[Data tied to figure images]
•••••
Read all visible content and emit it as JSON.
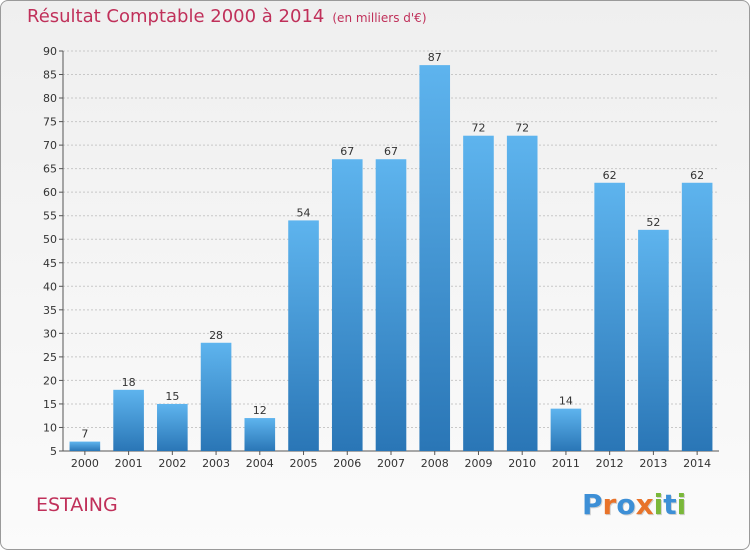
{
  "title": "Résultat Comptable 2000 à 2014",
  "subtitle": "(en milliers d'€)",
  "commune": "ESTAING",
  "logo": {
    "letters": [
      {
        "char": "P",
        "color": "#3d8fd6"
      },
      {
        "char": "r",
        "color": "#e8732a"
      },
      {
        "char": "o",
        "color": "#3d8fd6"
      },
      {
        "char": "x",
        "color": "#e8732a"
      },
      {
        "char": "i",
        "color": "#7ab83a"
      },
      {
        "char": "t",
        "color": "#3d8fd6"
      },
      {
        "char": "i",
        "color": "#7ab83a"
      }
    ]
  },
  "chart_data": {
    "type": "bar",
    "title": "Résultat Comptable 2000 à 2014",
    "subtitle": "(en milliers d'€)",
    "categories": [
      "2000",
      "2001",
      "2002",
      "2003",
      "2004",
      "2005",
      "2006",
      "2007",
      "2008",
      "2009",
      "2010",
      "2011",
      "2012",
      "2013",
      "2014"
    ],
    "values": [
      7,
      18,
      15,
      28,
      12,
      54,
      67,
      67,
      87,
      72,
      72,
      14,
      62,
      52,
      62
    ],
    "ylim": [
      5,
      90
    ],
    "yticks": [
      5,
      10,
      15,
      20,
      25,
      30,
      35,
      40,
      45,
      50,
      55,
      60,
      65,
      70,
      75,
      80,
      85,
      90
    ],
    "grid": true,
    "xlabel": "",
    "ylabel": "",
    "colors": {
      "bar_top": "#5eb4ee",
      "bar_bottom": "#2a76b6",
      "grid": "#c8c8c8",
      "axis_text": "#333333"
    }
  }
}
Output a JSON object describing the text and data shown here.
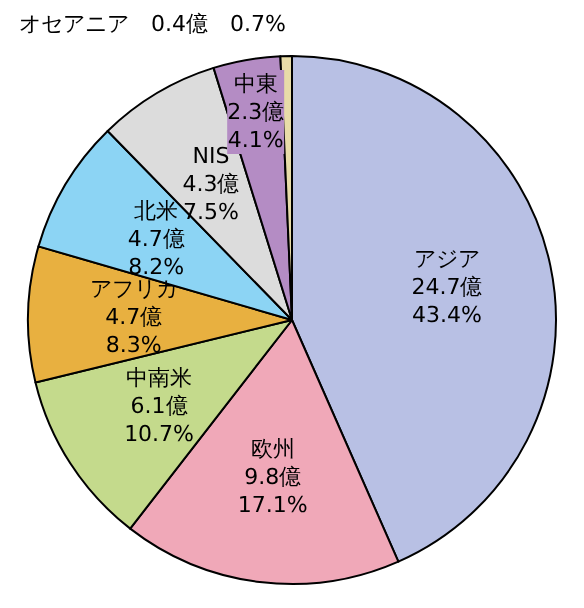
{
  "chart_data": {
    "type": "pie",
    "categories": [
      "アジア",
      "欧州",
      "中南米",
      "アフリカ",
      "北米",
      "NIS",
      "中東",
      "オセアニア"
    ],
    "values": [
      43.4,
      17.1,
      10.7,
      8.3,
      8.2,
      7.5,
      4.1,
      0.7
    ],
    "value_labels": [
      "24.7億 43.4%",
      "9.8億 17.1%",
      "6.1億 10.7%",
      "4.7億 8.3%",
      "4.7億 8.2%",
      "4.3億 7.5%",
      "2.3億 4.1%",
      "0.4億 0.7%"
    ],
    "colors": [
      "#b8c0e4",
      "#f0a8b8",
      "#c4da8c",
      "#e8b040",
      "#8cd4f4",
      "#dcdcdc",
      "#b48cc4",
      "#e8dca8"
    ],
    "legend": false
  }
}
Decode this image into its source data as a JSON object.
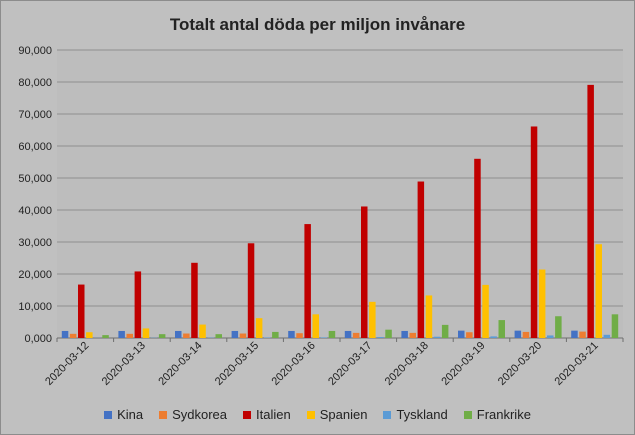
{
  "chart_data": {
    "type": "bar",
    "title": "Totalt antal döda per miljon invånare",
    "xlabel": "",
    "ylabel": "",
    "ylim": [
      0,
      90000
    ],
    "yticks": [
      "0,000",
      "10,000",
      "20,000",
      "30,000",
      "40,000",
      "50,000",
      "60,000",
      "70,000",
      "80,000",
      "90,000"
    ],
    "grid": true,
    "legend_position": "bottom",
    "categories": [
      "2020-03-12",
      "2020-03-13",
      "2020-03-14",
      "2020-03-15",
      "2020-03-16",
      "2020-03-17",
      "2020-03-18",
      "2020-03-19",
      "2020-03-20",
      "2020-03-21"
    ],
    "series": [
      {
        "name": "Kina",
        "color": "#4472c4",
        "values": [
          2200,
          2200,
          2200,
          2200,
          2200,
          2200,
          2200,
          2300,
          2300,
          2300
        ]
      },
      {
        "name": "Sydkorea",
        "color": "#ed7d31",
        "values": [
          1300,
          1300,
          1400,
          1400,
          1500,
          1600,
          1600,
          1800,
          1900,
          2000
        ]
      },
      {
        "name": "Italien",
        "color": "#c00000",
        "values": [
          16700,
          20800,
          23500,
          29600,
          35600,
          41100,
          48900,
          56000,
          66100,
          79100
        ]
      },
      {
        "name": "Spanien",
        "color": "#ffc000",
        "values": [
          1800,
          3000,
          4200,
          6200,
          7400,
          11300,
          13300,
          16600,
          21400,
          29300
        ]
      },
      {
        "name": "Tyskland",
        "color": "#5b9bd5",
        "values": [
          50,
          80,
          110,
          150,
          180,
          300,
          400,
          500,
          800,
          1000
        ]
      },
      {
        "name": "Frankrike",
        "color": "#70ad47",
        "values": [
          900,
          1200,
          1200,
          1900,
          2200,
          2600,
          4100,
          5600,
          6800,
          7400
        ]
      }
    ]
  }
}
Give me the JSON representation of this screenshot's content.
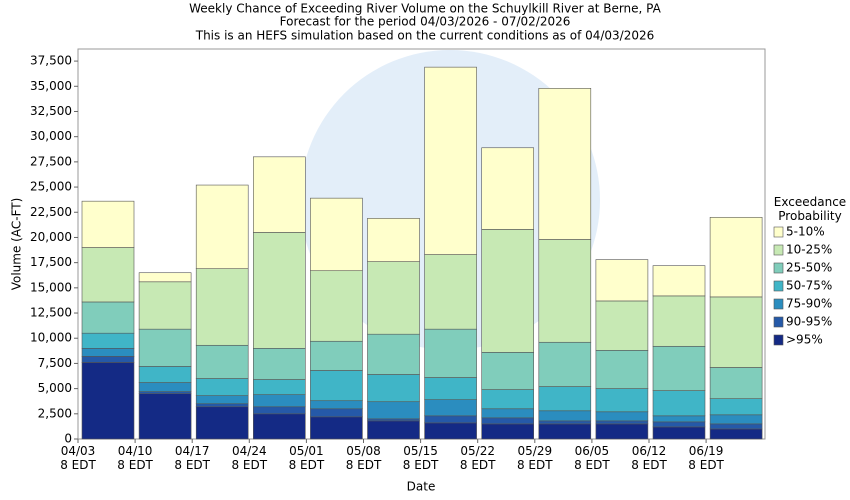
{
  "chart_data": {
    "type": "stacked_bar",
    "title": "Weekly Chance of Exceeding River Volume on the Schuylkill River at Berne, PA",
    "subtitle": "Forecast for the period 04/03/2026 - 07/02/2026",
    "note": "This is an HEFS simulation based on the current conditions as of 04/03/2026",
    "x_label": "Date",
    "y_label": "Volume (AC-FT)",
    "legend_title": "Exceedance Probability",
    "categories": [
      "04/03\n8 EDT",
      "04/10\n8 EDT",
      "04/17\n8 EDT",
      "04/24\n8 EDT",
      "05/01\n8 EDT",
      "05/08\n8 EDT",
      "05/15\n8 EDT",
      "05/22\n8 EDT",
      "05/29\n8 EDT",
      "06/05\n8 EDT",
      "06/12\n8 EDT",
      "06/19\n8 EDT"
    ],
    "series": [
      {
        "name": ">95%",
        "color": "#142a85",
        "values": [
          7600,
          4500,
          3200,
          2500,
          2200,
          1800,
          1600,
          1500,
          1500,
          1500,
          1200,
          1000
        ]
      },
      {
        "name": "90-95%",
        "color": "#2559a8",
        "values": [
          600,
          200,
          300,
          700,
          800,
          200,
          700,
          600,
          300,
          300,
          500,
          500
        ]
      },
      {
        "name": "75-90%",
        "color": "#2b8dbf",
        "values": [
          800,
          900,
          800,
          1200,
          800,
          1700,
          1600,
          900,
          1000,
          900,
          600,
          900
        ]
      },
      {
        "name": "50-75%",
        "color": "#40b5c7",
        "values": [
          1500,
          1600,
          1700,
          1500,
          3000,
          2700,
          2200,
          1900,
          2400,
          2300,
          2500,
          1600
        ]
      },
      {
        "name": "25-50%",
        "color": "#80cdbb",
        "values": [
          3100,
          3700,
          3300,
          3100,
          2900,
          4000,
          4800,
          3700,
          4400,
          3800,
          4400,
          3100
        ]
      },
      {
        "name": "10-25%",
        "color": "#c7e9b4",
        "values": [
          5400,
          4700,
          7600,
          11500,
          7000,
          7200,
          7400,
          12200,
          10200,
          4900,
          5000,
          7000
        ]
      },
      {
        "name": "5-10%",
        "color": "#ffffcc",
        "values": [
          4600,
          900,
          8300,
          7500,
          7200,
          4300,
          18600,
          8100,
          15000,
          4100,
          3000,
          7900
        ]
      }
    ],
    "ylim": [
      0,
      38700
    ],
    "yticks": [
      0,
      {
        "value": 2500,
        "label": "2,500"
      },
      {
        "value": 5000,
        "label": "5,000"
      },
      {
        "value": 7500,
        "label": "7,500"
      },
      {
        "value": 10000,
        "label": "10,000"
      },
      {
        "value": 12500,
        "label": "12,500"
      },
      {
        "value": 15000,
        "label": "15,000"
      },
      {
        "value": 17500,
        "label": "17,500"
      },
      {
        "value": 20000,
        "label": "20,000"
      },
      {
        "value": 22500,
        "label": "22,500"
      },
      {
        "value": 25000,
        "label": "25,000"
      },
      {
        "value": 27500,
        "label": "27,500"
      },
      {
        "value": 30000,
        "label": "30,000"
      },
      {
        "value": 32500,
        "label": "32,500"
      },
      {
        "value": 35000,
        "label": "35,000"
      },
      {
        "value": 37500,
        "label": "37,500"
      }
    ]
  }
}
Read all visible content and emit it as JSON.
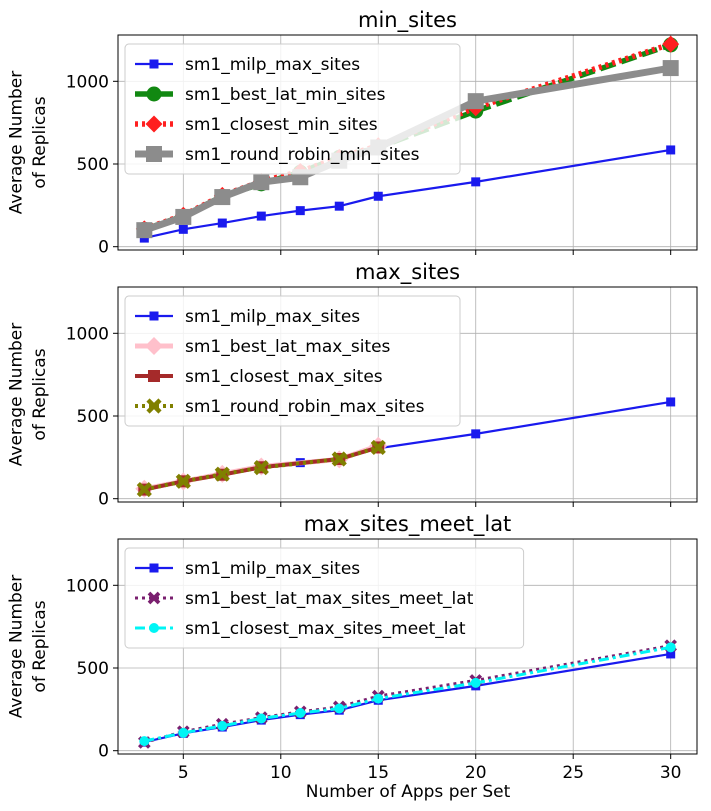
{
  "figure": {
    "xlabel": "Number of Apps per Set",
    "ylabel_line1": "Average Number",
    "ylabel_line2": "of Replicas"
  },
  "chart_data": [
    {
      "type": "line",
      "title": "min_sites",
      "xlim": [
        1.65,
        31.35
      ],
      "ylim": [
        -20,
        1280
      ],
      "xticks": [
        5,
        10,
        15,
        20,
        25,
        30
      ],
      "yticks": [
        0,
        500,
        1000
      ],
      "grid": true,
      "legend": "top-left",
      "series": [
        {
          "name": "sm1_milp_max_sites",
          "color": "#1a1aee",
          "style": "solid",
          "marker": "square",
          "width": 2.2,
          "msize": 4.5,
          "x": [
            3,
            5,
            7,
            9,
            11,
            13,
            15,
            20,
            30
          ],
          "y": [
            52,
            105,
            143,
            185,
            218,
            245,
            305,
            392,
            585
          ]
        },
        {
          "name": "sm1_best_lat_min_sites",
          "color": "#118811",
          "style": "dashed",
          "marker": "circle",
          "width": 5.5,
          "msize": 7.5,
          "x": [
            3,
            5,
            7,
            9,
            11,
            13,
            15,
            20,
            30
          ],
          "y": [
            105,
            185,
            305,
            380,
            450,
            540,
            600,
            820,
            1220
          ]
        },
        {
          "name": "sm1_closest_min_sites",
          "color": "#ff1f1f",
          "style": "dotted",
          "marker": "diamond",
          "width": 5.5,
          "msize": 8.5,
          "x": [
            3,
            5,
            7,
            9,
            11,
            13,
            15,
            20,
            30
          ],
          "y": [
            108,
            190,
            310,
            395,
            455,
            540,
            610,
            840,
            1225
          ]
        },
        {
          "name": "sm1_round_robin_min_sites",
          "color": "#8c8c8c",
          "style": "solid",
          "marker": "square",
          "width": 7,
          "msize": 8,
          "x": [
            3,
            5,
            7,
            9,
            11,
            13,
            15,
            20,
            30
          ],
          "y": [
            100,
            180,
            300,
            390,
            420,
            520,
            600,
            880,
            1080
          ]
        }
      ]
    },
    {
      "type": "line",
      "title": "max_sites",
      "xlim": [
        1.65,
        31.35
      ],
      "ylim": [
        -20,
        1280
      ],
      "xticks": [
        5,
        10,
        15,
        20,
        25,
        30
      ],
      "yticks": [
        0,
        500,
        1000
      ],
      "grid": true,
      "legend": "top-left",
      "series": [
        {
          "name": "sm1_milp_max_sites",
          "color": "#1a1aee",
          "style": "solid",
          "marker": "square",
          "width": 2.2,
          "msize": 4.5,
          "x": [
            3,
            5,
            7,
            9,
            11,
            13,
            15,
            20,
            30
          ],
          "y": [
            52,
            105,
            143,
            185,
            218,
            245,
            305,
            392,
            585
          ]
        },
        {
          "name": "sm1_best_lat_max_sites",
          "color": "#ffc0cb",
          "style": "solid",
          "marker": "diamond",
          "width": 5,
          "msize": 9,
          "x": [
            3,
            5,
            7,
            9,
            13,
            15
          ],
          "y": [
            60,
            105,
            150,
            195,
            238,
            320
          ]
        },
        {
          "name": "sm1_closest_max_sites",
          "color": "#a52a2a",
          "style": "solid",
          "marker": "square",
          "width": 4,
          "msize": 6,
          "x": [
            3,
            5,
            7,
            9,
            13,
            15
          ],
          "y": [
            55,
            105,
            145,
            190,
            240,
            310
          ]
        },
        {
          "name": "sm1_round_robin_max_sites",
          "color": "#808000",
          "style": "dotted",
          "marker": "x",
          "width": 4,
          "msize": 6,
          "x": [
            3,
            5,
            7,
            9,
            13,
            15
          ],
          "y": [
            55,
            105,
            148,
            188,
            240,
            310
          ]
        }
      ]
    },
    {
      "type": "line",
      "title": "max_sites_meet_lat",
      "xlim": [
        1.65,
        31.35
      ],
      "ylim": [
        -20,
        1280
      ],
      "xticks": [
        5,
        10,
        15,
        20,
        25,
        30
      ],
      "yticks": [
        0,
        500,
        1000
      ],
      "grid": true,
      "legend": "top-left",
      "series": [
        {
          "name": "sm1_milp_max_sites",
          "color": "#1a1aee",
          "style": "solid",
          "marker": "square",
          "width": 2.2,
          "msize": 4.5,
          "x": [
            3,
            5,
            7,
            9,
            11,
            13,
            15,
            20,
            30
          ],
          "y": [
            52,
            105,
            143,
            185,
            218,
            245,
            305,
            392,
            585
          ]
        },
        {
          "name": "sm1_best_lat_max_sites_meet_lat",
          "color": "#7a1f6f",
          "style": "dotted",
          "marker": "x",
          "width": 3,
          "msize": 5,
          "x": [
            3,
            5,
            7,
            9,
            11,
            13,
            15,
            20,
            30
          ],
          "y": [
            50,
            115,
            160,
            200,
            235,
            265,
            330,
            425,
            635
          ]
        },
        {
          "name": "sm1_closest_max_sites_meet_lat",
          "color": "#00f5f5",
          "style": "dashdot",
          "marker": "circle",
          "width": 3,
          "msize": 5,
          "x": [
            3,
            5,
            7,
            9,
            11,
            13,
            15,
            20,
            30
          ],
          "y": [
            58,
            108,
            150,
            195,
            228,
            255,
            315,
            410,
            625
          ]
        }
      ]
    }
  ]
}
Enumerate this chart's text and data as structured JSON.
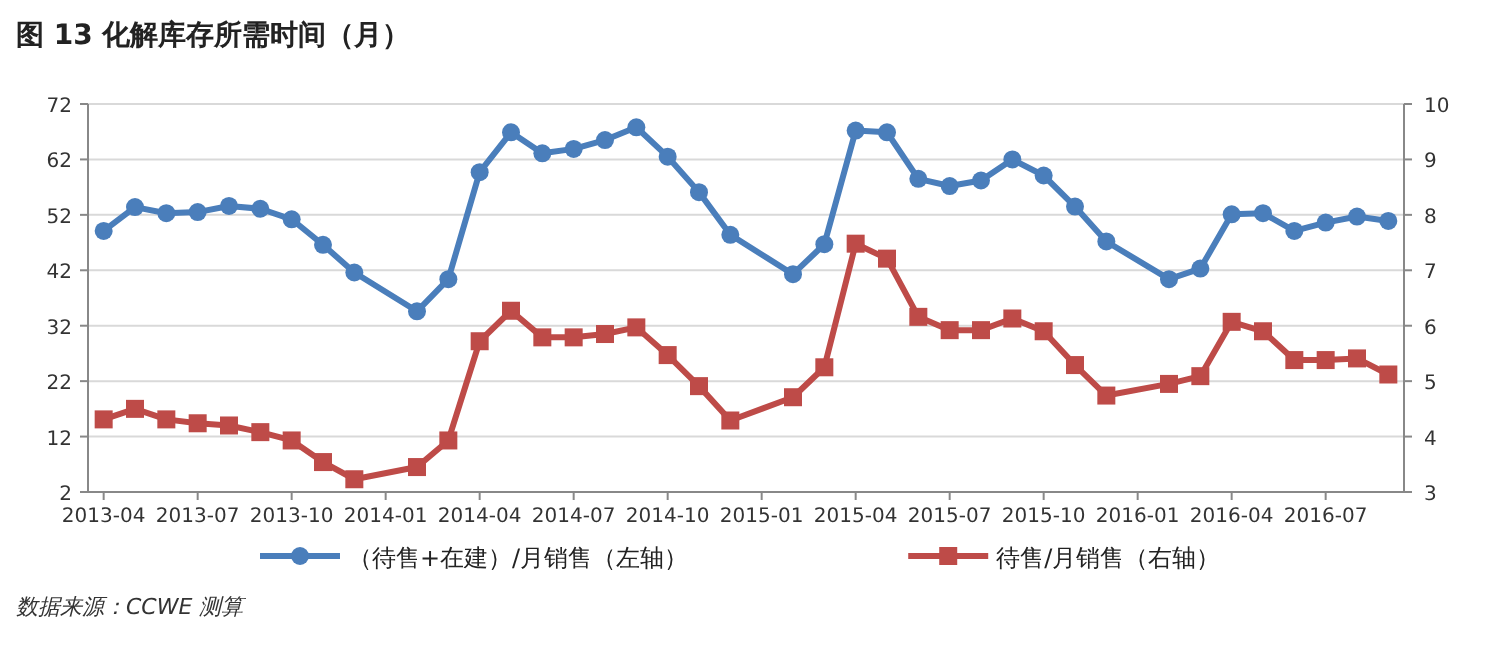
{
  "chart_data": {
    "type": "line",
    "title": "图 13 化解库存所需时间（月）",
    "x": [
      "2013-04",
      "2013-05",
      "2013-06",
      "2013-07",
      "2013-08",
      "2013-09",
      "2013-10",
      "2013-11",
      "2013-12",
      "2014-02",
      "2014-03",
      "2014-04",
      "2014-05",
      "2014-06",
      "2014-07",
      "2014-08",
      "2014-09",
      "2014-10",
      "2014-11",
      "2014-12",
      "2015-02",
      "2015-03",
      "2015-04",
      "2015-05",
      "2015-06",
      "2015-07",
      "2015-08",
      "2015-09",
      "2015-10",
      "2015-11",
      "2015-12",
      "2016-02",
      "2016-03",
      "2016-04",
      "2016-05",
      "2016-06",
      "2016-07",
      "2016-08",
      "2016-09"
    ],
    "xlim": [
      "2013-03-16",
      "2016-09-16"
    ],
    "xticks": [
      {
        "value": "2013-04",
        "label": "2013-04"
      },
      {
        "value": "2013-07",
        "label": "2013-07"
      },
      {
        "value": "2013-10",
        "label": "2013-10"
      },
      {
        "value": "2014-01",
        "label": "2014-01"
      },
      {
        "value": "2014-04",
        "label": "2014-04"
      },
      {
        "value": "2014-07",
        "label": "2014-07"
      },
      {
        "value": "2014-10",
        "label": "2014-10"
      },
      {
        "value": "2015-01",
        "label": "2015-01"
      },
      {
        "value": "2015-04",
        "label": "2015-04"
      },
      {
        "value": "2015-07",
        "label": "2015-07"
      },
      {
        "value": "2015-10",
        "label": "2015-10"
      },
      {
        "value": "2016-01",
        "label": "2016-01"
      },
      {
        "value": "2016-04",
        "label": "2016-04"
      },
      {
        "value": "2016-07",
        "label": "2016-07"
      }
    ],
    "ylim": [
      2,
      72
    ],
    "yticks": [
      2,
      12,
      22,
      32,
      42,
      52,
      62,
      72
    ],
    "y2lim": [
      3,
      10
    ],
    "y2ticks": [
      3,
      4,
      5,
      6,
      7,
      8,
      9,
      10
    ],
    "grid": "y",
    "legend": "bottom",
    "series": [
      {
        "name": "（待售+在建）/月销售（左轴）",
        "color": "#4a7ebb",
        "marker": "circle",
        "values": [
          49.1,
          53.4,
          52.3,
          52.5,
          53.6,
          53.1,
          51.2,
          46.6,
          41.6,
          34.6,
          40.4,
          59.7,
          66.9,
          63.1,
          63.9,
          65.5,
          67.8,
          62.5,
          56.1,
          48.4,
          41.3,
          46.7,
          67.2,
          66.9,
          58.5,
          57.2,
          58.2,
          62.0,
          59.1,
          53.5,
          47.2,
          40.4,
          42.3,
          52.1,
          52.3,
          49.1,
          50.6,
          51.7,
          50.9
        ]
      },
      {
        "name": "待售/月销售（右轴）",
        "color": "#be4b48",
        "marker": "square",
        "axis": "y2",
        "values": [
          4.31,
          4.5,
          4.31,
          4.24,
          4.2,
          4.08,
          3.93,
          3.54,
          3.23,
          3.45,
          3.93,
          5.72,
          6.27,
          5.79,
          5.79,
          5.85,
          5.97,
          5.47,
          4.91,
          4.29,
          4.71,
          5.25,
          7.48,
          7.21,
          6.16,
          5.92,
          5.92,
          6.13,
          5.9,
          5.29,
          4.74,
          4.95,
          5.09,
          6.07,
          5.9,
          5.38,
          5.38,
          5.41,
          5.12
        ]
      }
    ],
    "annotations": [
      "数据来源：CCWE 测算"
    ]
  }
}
•••••
**WHAT IS ASKED:** From the listing above, copy every line that holds the string "Number".

**THE OUTPUT:**
    "xlabel": "Number of Apps per Set",
    "ylabel_line1": "Average Number",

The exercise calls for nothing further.